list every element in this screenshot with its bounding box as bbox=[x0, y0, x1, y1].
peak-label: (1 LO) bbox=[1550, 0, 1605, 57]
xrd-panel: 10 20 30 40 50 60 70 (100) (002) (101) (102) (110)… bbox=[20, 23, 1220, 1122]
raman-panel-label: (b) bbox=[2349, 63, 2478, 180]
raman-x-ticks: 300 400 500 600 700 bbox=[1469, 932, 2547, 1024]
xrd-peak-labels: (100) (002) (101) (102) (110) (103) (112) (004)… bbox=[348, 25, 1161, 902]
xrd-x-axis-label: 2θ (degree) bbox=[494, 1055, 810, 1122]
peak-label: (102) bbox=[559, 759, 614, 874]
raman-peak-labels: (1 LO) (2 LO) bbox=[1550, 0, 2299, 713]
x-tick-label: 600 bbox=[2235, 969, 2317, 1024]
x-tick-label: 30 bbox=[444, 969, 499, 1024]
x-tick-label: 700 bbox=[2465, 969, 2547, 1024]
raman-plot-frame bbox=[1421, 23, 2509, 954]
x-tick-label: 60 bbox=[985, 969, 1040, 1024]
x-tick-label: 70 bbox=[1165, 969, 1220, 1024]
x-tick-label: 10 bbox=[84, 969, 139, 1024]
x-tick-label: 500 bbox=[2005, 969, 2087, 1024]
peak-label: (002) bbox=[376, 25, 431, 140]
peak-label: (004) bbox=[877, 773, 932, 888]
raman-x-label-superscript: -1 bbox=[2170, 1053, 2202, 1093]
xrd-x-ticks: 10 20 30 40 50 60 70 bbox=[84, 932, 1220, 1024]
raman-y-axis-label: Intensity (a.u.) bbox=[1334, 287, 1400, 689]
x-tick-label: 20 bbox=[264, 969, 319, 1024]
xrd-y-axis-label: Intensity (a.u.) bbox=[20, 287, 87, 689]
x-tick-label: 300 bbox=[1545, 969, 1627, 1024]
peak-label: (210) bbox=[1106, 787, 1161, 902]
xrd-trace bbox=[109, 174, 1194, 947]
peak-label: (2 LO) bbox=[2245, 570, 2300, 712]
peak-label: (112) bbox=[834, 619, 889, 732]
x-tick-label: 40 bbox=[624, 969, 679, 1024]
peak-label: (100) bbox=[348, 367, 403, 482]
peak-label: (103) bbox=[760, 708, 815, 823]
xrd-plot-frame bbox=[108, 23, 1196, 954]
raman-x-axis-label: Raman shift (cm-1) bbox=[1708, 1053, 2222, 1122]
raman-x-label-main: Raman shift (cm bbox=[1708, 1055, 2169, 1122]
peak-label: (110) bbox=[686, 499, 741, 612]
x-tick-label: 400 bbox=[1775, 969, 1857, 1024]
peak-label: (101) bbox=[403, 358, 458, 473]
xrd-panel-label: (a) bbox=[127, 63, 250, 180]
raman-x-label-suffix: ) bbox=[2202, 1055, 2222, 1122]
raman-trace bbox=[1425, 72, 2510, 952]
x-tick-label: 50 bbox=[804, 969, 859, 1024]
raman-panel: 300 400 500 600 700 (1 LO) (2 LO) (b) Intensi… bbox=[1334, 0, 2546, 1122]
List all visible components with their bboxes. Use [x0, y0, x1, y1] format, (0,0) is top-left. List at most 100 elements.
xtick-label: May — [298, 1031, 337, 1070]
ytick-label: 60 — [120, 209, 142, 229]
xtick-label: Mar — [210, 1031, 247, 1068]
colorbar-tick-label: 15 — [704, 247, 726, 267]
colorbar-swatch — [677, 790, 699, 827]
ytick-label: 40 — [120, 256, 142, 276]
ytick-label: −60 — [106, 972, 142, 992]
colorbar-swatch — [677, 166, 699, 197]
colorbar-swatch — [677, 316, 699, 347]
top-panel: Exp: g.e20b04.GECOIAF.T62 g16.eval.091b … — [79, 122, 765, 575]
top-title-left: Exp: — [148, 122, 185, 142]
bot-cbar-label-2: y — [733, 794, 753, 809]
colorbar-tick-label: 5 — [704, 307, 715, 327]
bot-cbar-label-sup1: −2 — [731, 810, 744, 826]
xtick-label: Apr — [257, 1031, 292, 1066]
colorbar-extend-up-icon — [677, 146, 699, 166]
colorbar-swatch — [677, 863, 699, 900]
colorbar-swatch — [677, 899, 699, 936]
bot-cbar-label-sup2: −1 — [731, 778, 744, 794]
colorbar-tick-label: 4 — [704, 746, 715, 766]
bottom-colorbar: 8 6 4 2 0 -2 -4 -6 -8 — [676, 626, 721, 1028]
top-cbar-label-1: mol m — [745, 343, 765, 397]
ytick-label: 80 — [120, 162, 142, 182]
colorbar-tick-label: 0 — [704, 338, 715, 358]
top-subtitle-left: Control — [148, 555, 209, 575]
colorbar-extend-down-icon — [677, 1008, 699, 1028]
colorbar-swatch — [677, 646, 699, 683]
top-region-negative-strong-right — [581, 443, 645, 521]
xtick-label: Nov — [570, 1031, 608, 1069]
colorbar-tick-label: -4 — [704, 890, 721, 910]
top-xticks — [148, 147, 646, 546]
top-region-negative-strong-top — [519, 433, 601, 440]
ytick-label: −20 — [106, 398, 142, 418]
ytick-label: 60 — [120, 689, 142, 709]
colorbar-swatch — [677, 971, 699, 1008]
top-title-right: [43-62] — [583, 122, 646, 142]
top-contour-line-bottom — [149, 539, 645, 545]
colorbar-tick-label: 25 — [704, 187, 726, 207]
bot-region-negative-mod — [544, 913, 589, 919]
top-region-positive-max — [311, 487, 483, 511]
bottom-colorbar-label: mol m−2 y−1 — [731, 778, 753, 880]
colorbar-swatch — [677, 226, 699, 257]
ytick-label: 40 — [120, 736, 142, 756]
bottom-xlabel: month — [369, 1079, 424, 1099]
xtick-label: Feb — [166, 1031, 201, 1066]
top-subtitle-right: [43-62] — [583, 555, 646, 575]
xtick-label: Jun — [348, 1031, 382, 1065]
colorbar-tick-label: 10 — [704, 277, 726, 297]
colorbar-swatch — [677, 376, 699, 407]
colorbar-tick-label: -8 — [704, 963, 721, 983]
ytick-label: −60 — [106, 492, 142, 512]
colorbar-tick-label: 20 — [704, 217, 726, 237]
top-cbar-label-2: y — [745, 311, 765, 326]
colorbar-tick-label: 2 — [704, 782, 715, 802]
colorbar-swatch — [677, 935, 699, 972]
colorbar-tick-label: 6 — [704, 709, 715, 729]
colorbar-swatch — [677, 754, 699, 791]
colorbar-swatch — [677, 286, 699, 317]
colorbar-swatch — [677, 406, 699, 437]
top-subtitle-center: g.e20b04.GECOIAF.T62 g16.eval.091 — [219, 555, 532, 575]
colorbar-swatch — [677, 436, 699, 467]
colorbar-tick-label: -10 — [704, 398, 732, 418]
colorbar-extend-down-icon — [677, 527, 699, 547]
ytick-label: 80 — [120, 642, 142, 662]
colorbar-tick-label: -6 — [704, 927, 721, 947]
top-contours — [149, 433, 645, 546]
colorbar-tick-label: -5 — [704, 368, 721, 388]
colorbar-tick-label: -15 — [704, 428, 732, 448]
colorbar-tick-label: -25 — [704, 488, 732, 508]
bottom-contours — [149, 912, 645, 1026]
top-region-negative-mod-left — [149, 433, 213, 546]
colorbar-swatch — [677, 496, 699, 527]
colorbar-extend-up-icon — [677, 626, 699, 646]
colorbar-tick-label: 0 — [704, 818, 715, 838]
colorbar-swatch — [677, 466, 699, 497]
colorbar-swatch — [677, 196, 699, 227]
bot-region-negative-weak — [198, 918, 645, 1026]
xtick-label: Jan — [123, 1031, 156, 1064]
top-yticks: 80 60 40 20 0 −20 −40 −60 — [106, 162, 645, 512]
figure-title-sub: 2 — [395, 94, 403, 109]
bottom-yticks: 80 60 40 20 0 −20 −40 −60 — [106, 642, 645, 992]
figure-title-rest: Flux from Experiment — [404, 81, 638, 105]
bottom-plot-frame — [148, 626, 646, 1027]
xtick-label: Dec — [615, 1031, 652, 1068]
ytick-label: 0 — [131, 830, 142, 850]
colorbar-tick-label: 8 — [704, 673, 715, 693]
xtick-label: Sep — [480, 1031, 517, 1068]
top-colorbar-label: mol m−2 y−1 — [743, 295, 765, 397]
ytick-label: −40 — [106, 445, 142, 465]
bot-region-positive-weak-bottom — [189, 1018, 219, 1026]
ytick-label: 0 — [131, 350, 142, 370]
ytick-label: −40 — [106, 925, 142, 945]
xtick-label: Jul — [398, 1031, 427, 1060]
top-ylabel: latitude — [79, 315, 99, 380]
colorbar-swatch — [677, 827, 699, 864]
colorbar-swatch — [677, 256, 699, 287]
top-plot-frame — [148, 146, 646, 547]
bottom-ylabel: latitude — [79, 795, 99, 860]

• _Given request_
Write out again, with no changes, the lines of the material above, from its first line through the line containing "raman-x-ticks: 300 400".

• _Answer_
list every element in this screenshot with its bounding box as bbox=[x0, y0, x1, y1].
peak-label: (1 LO) bbox=[1550, 0, 1605, 57]
xrd-panel: 10 20 30 40 50 60 70 (100) (002) (101) (102) (110)… bbox=[20, 23, 1220, 1122]
raman-panel-label: (b) bbox=[2349, 63, 2478, 180]
raman-x-ticks: 300 400 500 600 700 bbox=[1469, 932, 2547, 1024]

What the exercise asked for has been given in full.